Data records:
^^^^
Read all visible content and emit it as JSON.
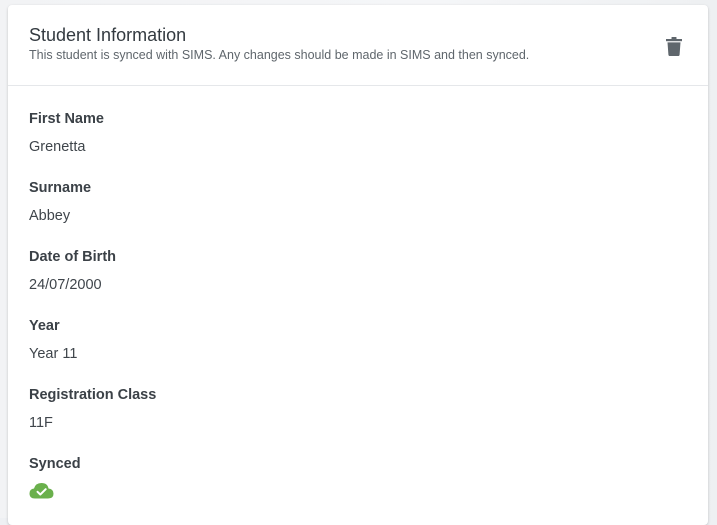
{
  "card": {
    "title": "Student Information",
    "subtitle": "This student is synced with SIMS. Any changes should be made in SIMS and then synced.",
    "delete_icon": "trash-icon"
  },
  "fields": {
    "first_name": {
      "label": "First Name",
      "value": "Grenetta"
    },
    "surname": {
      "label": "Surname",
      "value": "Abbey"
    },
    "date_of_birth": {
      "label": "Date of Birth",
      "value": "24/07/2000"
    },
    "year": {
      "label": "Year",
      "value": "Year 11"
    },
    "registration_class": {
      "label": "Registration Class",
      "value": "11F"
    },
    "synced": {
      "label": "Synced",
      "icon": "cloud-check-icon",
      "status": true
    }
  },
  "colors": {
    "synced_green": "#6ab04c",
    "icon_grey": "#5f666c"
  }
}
^^^^
AIM: Output all the records, word for word, with no pictures in the copy.

WORKED ANSWER:
Read all visible content and emit it as JSON.
{
  "card": {
    "title": "Student Information",
    "subtitle": "This student is synced with SIMS. Any changes should be made in SIMS and then synced.",
    "delete_icon": "trash-icon"
  },
  "fields": {
    "first_name": {
      "label": "First Name",
      "value": "Grenetta"
    },
    "surname": {
      "label": "Surname",
      "value": "Abbey"
    },
    "date_of_birth": {
      "label": "Date of Birth",
      "value": "24/07/2000"
    },
    "year": {
      "label": "Year",
      "value": "Year 11"
    },
    "registration_class": {
      "label": "Registration Class",
      "value": "11F"
    },
    "synced": {
      "label": "Synced",
      "icon": "cloud-check-icon",
      "status": true
    }
  },
  "colors": {
    "synced_green": "#6ab04c",
    "icon_grey": "#5f666c"
  }
}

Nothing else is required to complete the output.